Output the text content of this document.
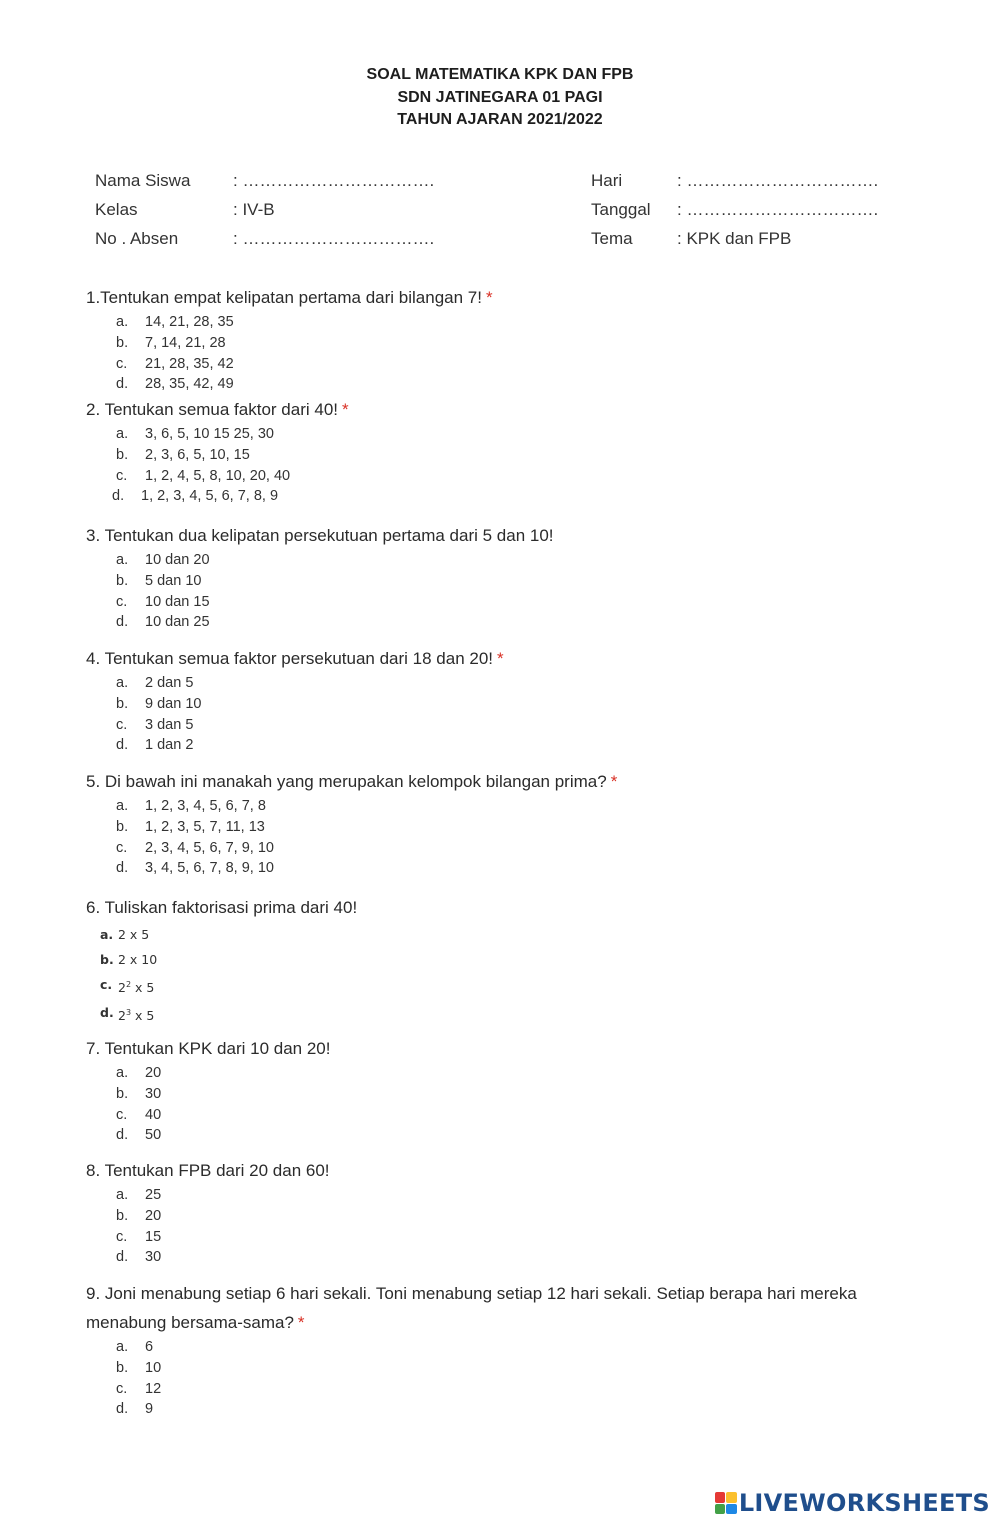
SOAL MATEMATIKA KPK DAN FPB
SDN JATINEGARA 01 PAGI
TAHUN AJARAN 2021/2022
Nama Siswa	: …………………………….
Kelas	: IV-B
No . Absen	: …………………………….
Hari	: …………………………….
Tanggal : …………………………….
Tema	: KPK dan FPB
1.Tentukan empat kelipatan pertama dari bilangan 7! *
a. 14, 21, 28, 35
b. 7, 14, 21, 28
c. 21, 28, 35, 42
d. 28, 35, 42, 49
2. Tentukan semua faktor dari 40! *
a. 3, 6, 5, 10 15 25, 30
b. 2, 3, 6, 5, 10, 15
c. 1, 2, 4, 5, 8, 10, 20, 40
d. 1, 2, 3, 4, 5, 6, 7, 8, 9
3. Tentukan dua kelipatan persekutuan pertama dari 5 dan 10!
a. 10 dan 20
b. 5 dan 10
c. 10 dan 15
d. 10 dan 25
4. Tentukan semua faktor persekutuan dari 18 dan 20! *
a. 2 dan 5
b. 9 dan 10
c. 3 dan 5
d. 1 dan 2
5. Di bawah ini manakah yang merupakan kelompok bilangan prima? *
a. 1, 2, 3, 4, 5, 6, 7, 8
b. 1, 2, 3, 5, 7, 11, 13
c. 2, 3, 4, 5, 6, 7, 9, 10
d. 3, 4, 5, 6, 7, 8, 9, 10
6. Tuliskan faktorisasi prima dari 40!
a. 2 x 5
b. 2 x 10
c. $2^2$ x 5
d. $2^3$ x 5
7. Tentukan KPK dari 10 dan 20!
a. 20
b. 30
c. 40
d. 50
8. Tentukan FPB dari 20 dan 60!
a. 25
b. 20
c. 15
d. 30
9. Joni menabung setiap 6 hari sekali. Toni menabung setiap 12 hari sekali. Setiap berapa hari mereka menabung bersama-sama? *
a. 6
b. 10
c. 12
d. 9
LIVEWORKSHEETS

***

= EXERCISE =
Leave the pictures out and print the records above exactly as they stand.

= WRITTEN RESPONSE =
Output the text content of this document.
SOAL MATEMATIKA KPK DAN FPB
SDN JATINEGARA 01 PAGI
TAHUN AJARAN 2021/2022
Nama Siswa	: …………………………….
Kelas	: IV-B
No . Absen	: …………………………….
Hari	: …………………………….
Tanggal : …………………………….
Tema	: KPK dan FPB
1.Tentukan empat kelipatan pertama dari bilangan 7! *
a. 14, 21, 28, 35
b. 7, 14, 21, 28
c. 21, 28, 35, 42
d. 28, 35, 42, 49
2. Tentukan semua faktor dari 40! *
a. 3, 6, 5, 10 15 25, 30
b. 2, 3, 6, 5, 10, 15
c. 1, 2, 4, 5, 8, 10, 20, 40
d. 1, 2, 3, 4, 5, 6, 7, 8, 9
3. Tentukan dua kelipatan persekutuan pertama dari 5 dan 10!
a. 10 dan 20
b. 5 dan 10
c. 10 dan 15
d. 10 dan 25
4. Tentukan semua faktor persekutuan dari 18 dan 20! *
a. 2 dan 5
b. 9 dan 10
c. 3 dan 5
d. 1 dan 2
5. Di bawah ini manakah yang merupakan kelompok bilangan prima? *
a. 1, 2, 3, 4, 5, 6, 7, 8
b. 1, 2, 3, 5, 7, 11, 13
c. 2, 3, 4, 5, 6, 7, 9, 10
d. 3, 4, 5, 6, 7, 8, 9, 10
6. Tuliskan faktorisasi prima dari 40!
a. 2 x 5
b. 2 x 10
c. $2^2$ x 5
d. $2^3$ x 5
7. Tentukan KPK dari 10 dan 20!
a. 20
b. 30
c. 40
d. 50
8. Tentukan FPB dari 20 dan 60!
a. 25
b. 20
c. 15
d. 30
9. Joni menabung setiap 6 hari sekali. Toni menabung setiap 12 hari sekali. Setiap berapa hari mereka menabung bersama-sama? *
a. 6
b. 10
c. 12
d. 9
LIVEWORKSHEETS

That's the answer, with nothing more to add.